# GIVEN EXERCISE
Count how many lines include "false" and answer with that number only.

# DATA TO USE
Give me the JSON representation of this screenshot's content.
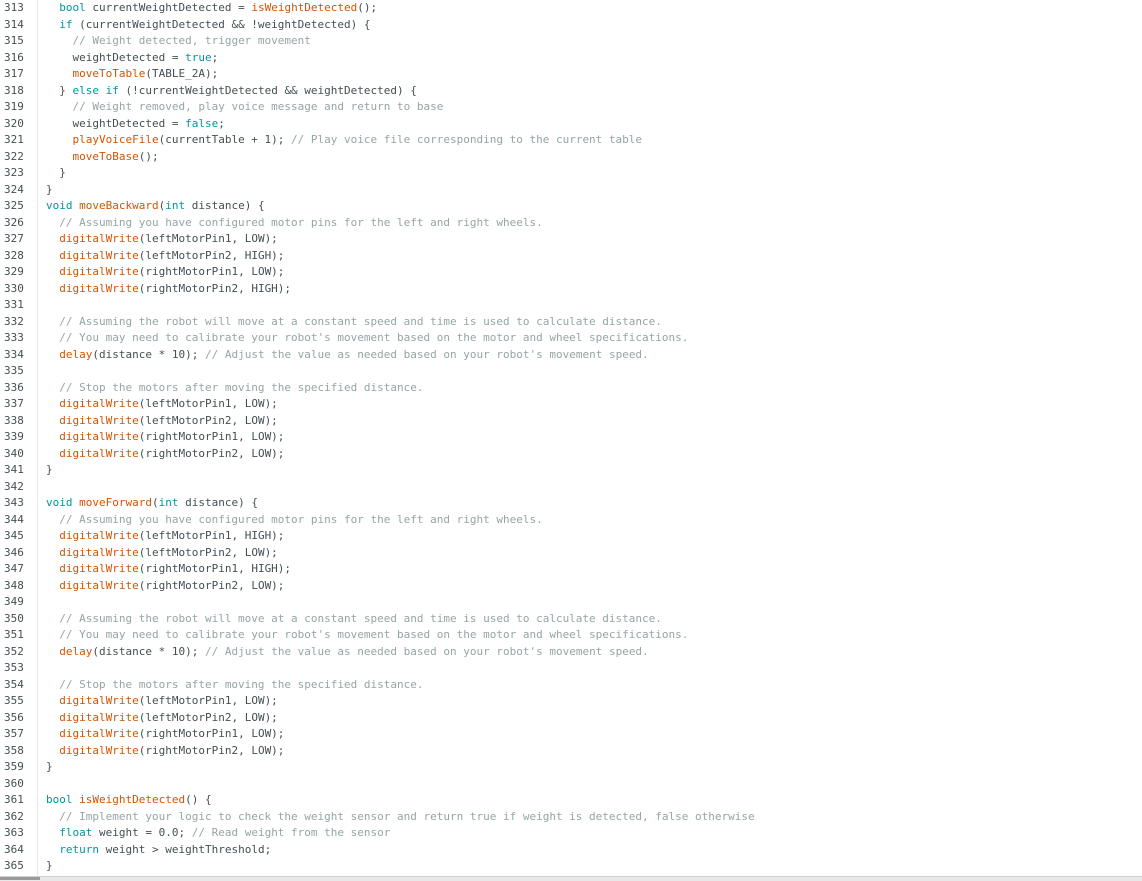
{
  "editor": {
    "lines": [
      {
        "num": "313",
        "tokens": [
          {
            "t": "  "
          },
          {
            "t": "bool",
            "c": "kw"
          },
          {
            "t": " currentWeightDetected = "
          },
          {
            "t": "isWeightDetected",
            "c": "fn"
          },
          {
            "t": "();"
          }
        ]
      },
      {
        "num": "314",
        "tokens": [
          {
            "t": "  "
          },
          {
            "t": "if",
            "c": "kw"
          },
          {
            "t": " (currentWeightDetected && !weightDetected) {"
          }
        ]
      },
      {
        "num": "315",
        "tokens": [
          {
            "t": "    "
          },
          {
            "t": "// Weight detected, trigger movement",
            "c": "cm"
          }
        ]
      },
      {
        "num": "316",
        "tokens": [
          {
            "t": "    weightDetected = "
          },
          {
            "t": "true",
            "c": "kw"
          },
          {
            "t": ";"
          }
        ]
      },
      {
        "num": "317",
        "tokens": [
          {
            "t": "    "
          },
          {
            "t": "moveToTable",
            "c": "fn"
          },
          {
            "t": "(TABLE_2A);"
          }
        ]
      },
      {
        "num": "318",
        "tokens": [
          {
            "t": "  } "
          },
          {
            "t": "else",
            "c": "kw"
          },
          {
            "t": " "
          },
          {
            "t": "if",
            "c": "kw"
          },
          {
            "t": " (!currentWeightDetected && weightDetected) {"
          }
        ]
      },
      {
        "num": "319",
        "tokens": [
          {
            "t": "    "
          },
          {
            "t": "// Weight removed, play voice message and return to base",
            "c": "cm"
          }
        ]
      },
      {
        "num": "320",
        "tokens": [
          {
            "t": "    weightDetected = "
          },
          {
            "t": "false",
            "c": "kw"
          },
          {
            "t": ";"
          }
        ]
      },
      {
        "num": "321",
        "tokens": [
          {
            "t": "    "
          },
          {
            "t": "playVoiceFile",
            "c": "fn"
          },
          {
            "t": "(currentTable + 1); "
          },
          {
            "t": "// Play voice file corresponding to the current table",
            "c": "cm"
          }
        ]
      },
      {
        "num": "322",
        "tokens": [
          {
            "t": "    "
          },
          {
            "t": "moveToBase",
            "c": "fn"
          },
          {
            "t": "();"
          }
        ]
      },
      {
        "num": "323",
        "tokens": [
          {
            "t": "  }"
          }
        ]
      },
      {
        "num": "324",
        "tokens": [
          {
            "t": "}"
          }
        ]
      },
      {
        "num": "325",
        "tokens": [
          {
            "t": "void",
            "c": "kw"
          },
          {
            "t": " "
          },
          {
            "t": "moveBackward",
            "c": "fn"
          },
          {
            "t": "("
          },
          {
            "t": "int",
            "c": "kw"
          },
          {
            "t": " distance) {"
          }
        ]
      },
      {
        "num": "326",
        "tokens": [
          {
            "t": "  "
          },
          {
            "t": "// Assuming you have configured motor pins for the left and right wheels.",
            "c": "cm"
          }
        ]
      },
      {
        "num": "327",
        "tokens": [
          {
            "t": "  "
          },
          {
            "t": "digitalWrite",
            "c": "fn"
          },
          {
            "t": "(leftMotorPin1, LOW);"
          }
        ]
      },
      {
        "num": "328",
        "tokens": [
          {
            "t": "  "
          },
          {
            "t": "digitalWrite",
            "c": "fn"
          },
          {
            "t": "(leftMotorPin2, HIGH);"
          }
        ]
      },
      {
        "num": "329",
        "tokens": [
          {
            "t": "  "
          },
          {
            "t": "digitalWrite",
            "c": "fn"
          },
          {
            "t": "(rightMotorPin1, LOW);"
          }
        ]
      },
      {
        "num": "330",
        "tokens": [
          {
            "t": "  "
          },
          {
            "t": "digitalWrite",
            "c": "fn"
          },
          {
            "t": "(rightMotorPin2, HIGH);"
          }
        ]
      },
      {
        "num": "331",
        "tokens": []
      },
      {
        "num": "332",
        "tokens": [
          {
            "t": "  "
          },
          {
            "t": "// Assuming the robot will move at a constant speed and time is used to calculate distance.",
            "c": "cm"
          }
        ]
      },
      {
        "num": "333",
        "tokens": [
          {
            "t": "  "
          },
          {
            "t": "// You may need to calibrate your robot's movement based on the motor and wheel specifications.",
            "c": "cm"
          }
        ]
      },
      {
        "num": "334",
        "tokens": [
          {
            "t": "  "
          },
          {
            "t": "delay",
            "c": "fn"
          },
          {
            "t": "(distance * 10); "
          },
          {
            "t": "// Adjust the value as needed based on your robot's movement speed.",
            "c": "cm"
          }
        ]
      },
      {
        "num": "335",
        "tokens": []
      },
      {
        "num": "336",
        "tokens": [
          {
            "t": "  "
          },
          {
            "t": "// Stop the motors after moving the specified distance.",
            "c": "cm"
          }
        ]
      },
      {
        "num": "337",
        "tokens": [
          {
            "t": "  "
          },
          {
            "t": "digitalWrite",
            "c": "fn"
          },
          {
            "t": "(leftMotorPin1, LOW);"
          }
        ]
      },
      {
        "num": "338",
        "tokens": [
          {
            "t": "  "
          },
          {
            "t": "digitalWrite",
            "c": "fn"
          },
          {
            "t": "(leftMotorPin2, LOW);"
          }
        ]
      },
      {
        "num": "339",
        "tokens": [
          {
            "t": "  "
          },
          {
            "t": "digitalWrite",
            "c": "fn"
          },
          {
            "t": "(rightMotorPin1, LOW);"
          }
        ]
      },
      {
        "num": "340",
        "tokens": [
          {
            "t": "  "
          },
          {
            "t": "digitalWrite",
            "c": "fn"
          },
          {
            "t": "(rightMotorPin2, LOW);"
          }
        ]
      },
      {
        "num": "341",
        "tokens": [
          {
            "t": "}"
          }
        ]
      },
      {
        "num": "342",
        "tokens": []
      },
      {
        "num": "343",
        "tokens": [
          {
            "t": "void",
            "c": "kw"
          },
          {
            "t": " "
          },
          {
            "t": "moveForward",
            "c": "fn"
          },
          {
            "t": "("
          },
          {
            "t": "int",
            "c": "kw"
          },
          {
            "t": " distance) {"
          }
        ]
      },
      {
        "num": "344",
        "tokens": [
          {
            "t": "  "
          },
          {
            "t": "// Assuming you have configured motor pins for the left and right wheels.",
            "c": "cm"
          }
        ]
      },
      {
        "num": "345",
        "tokens": [
          {
            "t": "  "
          },
          {
            "t": "digitalWrite",
            "c": "fn"
          },
          {
            "t": "(leftMotorPin1, HIGH);"
          }
        ]
      },
      {
        "num": "346",
        "tokens": [
          {
            "t": "  "
          },
          {
            "t": "digitalWrite",
            "c": "fn"
          },
          {
            "t": "(leftMotorPin2, LOW);"
          }
        ]
      },
      {
        "num": "347",
        "tokens": [
          {
            "t": "  "
          },
          {
            "t": "digitalWrite",
            "c": "fn"
          },
          {
            "t": "(rightMotorPin1, HIGH);"
          }
        ]
      },
      {
        "num": "348",
        "tokens": [
          {
            "t": "  "
          },
          {
            "t": "digitalWrite",
            "c": "fn"
          },
          {
            "t": "(rightMotorPin2, LOW);"
          }
        ]
      },
      {
        "num": "349",
        "tokens": []
      },
      {
        "num": "350",
        "tokens": [
          {
            "t": "  "
          },
          {
            "t": "// Assuming the robot will move at a constant speed and time is used to calculate distance.",
            "c": "cm"
          }
        ]
      },
      {
        "num": "351",
        "tokens": [
          {
            "t": "  "
          },
          {
            "t": "// You may need to calibrate your robot's movement based on the motor and wheel specifications.",
            "c": "cm"
          }
        ]
      },
      {
        "num": "352",
        "tokens": [
          {
            "t": "  "
          },
          {
            "t": "delay",
            "c": "fn"
          },
          {
            "t": "(distance * 10); "
          },
          {
            "t": "// Adjust the value as needed based on your robot's movement speed.",
            "c": "cm"
          }
        ]
      },
      {
        "num": "353",
        "tokens": []
      },
      {
        "num": "354",
        "tokens": [
          {
            "t": "  "
          },
          {
            "t": "// Stop the motors after moving the specified distance.",
            "c": "cm"
          }
        ]
      },
      {
        "num": "355",
        "tokens": [
          {
            "t": "  "
          },
          {
            "t": "digitalWrite",
            "c": "fn"
          },
          {
            "t": "(leftMotorPin1, LOW);"
          }
        ]
      },
      {
        "num": "356",
        "tokens": [
          {
            "t": "  "
          },
          {
            "t": "digitalWrite",
            "c": "fn"
          },
          {
            "t": "(leftMotorPin2, LOW);"
          }
        ]
      },
      {
        "num": "357",
        "tokens": [
          {
            "t": "  "
          },
          {
            "t": "digitalWrite",
            "c": "fn"
          },
          {
            "t": "(rightMotorPin1, LOW);"
          }
        ]
      },
      {
        "num": "358",
        "tokens": [
          {
            "t": "  "
          },
          {
            "t": "digitalWrite",
            "c": "fn"
          },
          {
            "t": "(rightMotorPin2, LOW);"
          }
        ]
      },
      {
        "num": "359",
        "tokens": [
          {
            "t": "}"
          }
        ]
      },
      {
        "num": "360",
        "tokens": []
      },
      {
        "num": "361",
        "tokens": [
          {
            "t": "bool",
            "c": "kw"
          },
          {
            "t": " "
          },
          {
            "t": "isWeightDetected",
            "c": "fn"
          },
          {
            "t": "() {"
          }
        ]
      },
      {
        "num": "362",
        "tokens": [
          {
            "t": "  "
          },
          {
            "t": "// Implement your logic to check the weight sensor and return true if weight is detected, false otherwise",
            "c": "cm"
          }
        ]
      },
      {
        "num": "363",
        "tokens": [
          {
            "t": "  "
          },
          {
            "t": "float",
            "c": "kw"
          },
          {
            "t": " weight = 0.0; "
          },
          {
            "t": "// Read weight from the sensor",
            "c": "cm"
          }
        ]
      },
      {
        "num": "364",
        "tokens": [
          {
            "t": "  "
          },
          {
            "t": "return",
            "c": "kw"
          },
          {
            "t": " weight > weightThreshold;"
          }
        ]
      },
      {
        "num": "365",
        "tokens": [
          {
            "t": "}"
          }
        ]
      }
    ]
  }
}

# ANSWER FOR THE TASK
2